A run of records:
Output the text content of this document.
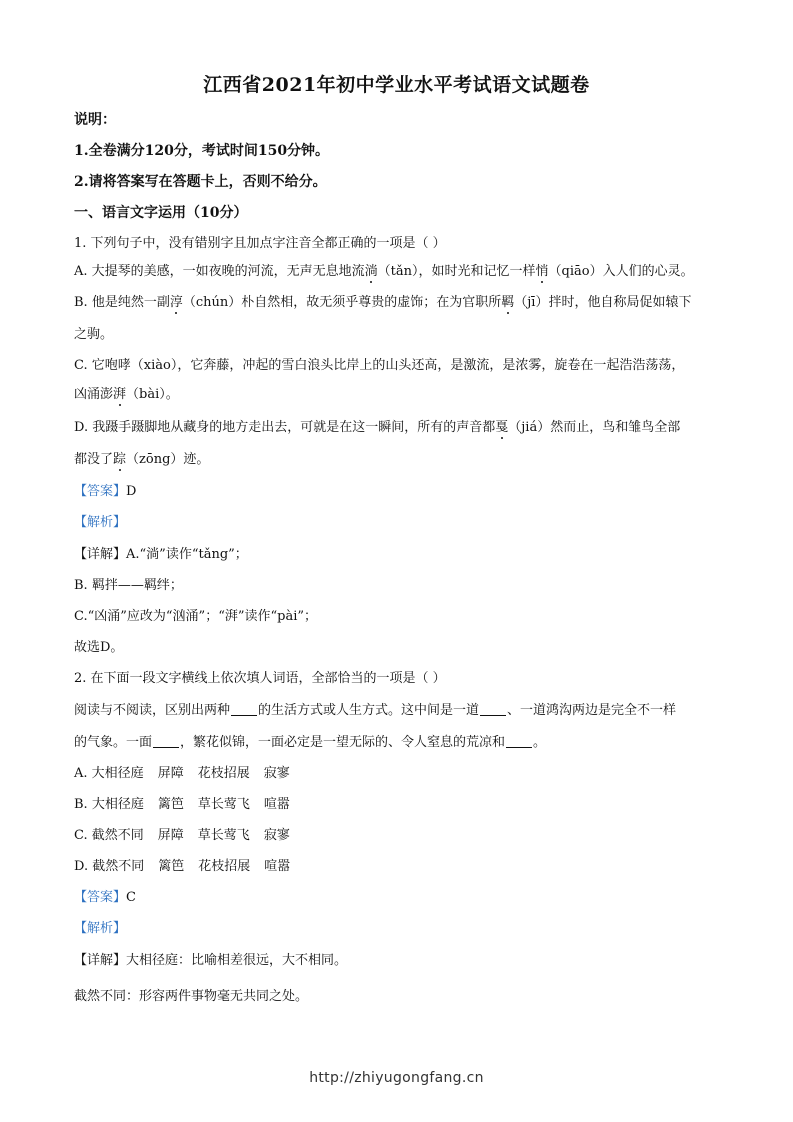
江西省2021年初中学业水平考试语文试题卷
说明：
1.全卷满分120分，考试时间150分钟。
2.请将答案写在答题卡上，否则不给分。
一、语言文字运用（10分）
1. 下列句子中，没有错别字且加点字注音全都正确的一项是（ ）
A. 大提琴的美感，一如夜晚的河流，无声无息地流淌（tǎn），如时光和记忆一样悄（qiāo）入人们的心灵。
B. 他是纯然一副淳（chún）朴自然相，故无须乎尊贵的虚饰；在为官职所羁（jī）拌时，他自称局促如辕下
之驹。
C. 它咆哮（xiào），它奔藤，冲起的雪白浪头比岸上的山头还高，是激流，是浓雾，旋卷在一起浩浩荡荡，
凶涌澎湃（bài）。
D. 我蹑手蹑脚地从藏身的地方走出去，可就是在这一瞬间，所有的声音都戛（jiá）然而止，鸟和雏鸟全部
都没了踪（zōng）迹。
【答案】D
【解析】
【详解】A.“淌”读作“tǎng”；
B. 羁拌——羁绊；
C.“凶涌”应改为“汹涌”；“湃”读作“pài”；
故选D。
2. 在下面一段文字横线上依次填人词语，全部恰当的一项是（ ）
阅读与不阅读，区别出两种 的生活方式或人生方式。这中间是一道 、一道鸿沟两边是完全不一样
的气象。一面 ，繁花似锦，一面必定是一望无际的、令人窒息的荒凉和 。
A. 大相径庭 屏障 花枝招展 寂寥
B. 大相径庭 篱笆 草长莺飞 喧嚣
C. 截然不同 屏障 草长莺飞 寂寥
D. 截然不同 篱笆 花枝招展 喧嚣
【答案】C
【解析】
【详解】大相径庭：比喻相差很远，大不相同。
截然不同：形容两件事物毫无共同之处。
http://zhiyugongfang.cn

* Given problem *
Look through the entries above. Extract each line with the word "截然不同".

* Worked answer *
C. 截然不同 屏障 草长莺飞 寂寥
D. 截然不同 篱笆 花枝招展 喧嚣
截然不同：形容两件事物毫无共同之处。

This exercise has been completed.